---- RECORDED DATA
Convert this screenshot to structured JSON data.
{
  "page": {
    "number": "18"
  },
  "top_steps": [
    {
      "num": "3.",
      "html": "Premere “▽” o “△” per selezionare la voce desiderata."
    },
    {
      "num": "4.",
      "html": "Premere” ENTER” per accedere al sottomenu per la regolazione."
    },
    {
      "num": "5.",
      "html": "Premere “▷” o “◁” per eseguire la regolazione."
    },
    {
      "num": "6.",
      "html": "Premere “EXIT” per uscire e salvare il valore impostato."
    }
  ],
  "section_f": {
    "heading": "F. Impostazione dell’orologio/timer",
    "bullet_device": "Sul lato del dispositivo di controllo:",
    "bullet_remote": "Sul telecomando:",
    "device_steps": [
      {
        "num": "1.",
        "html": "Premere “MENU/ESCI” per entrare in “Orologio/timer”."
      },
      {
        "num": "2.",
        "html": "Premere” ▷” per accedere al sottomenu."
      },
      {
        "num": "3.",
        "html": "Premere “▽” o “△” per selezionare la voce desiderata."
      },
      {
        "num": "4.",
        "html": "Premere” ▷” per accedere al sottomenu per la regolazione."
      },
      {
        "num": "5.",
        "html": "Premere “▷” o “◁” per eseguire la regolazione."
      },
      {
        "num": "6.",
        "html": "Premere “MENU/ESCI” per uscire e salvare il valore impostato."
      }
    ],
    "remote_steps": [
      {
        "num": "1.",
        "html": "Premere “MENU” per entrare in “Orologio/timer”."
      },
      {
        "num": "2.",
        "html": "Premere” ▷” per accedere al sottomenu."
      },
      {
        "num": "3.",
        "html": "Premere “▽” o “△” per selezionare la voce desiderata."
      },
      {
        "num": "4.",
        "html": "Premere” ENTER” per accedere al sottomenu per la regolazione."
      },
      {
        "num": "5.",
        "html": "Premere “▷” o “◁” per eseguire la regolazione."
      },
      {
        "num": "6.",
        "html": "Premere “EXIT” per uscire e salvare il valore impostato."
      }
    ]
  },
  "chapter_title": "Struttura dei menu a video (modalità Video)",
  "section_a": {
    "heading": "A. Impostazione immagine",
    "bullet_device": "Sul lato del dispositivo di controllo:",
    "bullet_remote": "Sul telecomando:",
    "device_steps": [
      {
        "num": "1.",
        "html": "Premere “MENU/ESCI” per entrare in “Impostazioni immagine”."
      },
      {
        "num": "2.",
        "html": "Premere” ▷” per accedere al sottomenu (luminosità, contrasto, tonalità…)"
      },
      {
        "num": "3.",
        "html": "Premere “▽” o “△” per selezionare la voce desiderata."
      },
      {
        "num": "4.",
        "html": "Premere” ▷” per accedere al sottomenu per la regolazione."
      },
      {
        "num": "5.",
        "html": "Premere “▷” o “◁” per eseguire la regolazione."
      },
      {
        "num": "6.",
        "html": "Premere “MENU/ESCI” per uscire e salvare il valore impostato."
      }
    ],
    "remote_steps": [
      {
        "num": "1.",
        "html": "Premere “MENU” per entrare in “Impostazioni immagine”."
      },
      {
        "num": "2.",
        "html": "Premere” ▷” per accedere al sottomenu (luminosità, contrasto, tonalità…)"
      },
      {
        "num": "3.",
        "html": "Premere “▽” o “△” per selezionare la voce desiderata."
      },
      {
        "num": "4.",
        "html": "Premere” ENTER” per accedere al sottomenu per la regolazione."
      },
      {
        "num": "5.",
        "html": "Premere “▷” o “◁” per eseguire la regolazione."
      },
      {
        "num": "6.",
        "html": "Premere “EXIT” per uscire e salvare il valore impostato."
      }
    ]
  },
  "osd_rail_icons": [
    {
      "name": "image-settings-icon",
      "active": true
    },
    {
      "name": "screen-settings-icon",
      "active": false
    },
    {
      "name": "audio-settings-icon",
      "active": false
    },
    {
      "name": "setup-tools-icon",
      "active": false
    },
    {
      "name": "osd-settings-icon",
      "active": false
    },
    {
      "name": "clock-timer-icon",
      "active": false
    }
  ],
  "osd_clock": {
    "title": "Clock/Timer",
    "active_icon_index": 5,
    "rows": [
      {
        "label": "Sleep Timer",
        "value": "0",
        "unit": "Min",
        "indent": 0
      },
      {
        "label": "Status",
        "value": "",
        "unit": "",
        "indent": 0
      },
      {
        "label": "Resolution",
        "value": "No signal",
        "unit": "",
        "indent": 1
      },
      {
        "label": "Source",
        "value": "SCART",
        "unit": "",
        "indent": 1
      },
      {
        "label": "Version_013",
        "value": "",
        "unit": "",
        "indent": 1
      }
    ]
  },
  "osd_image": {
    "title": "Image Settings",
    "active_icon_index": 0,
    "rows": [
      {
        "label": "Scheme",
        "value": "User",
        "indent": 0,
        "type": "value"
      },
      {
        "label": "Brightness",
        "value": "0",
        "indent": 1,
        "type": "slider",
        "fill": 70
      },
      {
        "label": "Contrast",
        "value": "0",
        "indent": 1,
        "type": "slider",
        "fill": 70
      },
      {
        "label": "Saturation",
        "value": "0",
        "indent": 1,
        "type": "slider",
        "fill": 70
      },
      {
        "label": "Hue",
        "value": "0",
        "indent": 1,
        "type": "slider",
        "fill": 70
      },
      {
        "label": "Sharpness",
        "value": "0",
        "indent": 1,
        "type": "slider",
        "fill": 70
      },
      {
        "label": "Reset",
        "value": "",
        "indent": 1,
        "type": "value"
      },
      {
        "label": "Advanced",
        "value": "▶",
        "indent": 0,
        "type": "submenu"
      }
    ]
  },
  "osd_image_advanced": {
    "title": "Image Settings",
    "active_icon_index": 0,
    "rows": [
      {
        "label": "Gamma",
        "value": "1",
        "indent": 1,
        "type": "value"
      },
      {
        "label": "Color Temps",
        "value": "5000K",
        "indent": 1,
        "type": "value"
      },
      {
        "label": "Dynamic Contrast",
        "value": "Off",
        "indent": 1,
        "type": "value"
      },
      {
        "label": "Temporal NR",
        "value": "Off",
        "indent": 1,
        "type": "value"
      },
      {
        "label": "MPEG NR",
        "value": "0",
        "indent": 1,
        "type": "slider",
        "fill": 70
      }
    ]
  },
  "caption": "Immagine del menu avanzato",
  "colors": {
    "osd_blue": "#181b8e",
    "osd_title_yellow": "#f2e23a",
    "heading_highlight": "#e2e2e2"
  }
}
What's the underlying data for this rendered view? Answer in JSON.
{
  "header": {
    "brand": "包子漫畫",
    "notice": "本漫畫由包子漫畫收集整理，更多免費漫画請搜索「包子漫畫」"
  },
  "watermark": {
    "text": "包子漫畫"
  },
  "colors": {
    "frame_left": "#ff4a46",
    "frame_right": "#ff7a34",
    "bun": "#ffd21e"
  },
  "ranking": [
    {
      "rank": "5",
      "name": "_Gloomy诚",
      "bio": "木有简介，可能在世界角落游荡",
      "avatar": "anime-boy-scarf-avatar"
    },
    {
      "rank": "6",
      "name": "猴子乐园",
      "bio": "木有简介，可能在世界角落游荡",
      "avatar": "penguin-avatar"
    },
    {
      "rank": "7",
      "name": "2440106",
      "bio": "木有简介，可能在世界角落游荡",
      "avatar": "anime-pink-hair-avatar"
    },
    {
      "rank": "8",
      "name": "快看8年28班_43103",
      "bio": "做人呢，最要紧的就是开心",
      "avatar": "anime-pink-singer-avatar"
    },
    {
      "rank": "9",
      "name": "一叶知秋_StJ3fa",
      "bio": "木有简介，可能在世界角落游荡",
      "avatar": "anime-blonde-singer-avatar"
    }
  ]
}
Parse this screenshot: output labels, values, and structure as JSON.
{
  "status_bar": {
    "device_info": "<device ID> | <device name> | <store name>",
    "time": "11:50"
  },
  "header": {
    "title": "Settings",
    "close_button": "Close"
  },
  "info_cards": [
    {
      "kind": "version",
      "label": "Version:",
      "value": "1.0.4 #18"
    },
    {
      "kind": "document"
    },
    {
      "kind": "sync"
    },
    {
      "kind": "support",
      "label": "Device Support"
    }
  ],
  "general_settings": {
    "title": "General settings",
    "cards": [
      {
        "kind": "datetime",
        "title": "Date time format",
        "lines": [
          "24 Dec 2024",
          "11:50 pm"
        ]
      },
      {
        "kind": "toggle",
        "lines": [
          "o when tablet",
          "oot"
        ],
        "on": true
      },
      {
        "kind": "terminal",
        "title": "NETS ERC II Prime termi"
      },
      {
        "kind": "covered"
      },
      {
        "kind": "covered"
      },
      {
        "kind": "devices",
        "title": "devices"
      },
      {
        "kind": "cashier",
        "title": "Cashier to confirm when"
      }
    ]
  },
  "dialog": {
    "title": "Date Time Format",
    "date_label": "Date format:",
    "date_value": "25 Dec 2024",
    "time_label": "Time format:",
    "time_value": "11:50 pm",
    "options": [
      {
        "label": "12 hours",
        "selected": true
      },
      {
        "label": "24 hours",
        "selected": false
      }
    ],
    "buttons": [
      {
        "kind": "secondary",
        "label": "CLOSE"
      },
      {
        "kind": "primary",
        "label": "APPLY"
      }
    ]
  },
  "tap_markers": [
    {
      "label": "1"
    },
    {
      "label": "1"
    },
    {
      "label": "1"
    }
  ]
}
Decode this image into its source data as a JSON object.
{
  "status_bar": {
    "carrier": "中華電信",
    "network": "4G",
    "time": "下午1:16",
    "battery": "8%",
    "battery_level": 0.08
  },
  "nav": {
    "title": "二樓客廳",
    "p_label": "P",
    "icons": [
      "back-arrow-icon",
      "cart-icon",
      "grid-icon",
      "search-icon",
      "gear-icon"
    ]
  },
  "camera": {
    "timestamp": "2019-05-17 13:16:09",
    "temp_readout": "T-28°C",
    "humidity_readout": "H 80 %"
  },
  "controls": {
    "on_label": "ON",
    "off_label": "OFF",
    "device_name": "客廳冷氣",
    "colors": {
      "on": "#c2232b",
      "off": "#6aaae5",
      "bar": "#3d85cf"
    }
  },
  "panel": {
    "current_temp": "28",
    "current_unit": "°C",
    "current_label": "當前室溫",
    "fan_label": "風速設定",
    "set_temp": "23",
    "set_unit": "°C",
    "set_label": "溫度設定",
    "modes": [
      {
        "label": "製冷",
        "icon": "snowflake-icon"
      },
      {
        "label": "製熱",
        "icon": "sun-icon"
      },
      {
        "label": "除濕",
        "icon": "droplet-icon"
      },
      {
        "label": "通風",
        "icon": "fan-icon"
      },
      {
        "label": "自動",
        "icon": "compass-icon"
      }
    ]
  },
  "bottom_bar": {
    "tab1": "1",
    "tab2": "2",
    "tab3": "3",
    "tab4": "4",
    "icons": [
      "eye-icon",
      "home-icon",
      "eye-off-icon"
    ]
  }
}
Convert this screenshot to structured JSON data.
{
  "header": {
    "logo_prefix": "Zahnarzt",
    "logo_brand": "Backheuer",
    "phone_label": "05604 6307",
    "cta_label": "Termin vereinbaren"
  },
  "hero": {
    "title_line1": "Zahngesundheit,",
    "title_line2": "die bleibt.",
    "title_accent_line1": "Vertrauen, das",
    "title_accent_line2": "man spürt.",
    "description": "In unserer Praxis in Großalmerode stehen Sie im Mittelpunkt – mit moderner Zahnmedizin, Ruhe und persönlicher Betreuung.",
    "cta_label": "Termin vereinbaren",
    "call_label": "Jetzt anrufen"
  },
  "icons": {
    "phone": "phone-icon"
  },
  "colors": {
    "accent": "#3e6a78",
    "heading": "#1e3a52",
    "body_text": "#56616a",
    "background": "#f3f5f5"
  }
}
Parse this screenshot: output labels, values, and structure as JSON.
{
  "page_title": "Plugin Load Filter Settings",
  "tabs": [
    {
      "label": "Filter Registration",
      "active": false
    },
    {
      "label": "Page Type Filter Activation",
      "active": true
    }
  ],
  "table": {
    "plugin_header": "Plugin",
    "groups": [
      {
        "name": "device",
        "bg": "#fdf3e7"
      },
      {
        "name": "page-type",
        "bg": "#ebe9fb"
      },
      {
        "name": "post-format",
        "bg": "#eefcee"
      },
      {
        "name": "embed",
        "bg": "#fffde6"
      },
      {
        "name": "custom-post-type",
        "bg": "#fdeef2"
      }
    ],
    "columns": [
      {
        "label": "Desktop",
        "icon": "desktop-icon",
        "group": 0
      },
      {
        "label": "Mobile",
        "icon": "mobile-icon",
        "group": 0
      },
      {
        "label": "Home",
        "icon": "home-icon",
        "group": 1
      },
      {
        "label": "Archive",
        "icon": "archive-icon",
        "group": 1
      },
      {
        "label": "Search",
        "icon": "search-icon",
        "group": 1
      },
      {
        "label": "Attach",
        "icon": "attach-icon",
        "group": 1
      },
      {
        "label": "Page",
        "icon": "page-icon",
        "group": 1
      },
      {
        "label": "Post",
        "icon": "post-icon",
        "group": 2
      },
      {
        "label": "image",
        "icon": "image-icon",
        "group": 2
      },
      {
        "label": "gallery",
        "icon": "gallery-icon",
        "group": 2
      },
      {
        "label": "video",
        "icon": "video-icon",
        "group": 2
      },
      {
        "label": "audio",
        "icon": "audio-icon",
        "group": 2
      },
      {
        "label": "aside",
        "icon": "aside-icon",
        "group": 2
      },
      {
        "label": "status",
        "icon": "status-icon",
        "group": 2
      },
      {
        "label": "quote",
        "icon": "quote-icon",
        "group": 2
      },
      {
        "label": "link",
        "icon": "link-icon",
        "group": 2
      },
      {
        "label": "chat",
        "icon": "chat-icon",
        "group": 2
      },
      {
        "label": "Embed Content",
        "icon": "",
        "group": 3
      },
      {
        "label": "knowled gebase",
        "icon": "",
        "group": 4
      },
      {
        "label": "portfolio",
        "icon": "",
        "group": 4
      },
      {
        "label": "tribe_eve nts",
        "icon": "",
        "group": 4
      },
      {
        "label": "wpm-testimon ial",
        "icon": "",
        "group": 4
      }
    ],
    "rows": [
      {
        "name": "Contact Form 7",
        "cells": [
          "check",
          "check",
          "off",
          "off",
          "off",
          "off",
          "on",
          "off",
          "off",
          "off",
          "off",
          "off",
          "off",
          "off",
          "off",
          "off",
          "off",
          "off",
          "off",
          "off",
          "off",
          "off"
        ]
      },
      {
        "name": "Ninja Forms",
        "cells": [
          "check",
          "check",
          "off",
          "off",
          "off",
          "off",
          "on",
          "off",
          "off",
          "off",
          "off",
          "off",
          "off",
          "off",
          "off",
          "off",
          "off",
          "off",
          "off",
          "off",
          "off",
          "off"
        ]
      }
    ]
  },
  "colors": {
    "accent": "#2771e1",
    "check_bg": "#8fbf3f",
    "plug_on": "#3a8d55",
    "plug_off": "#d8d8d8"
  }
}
--------
• [AIM]:
Which lines in the records above contain the string "Impostazione"? Copy each one.

• [REPLY TO THE EXERCISE]:
    "heading": "F. Impostazione dell’orologio/timer",
    "heading": "A. Impostazione immagine",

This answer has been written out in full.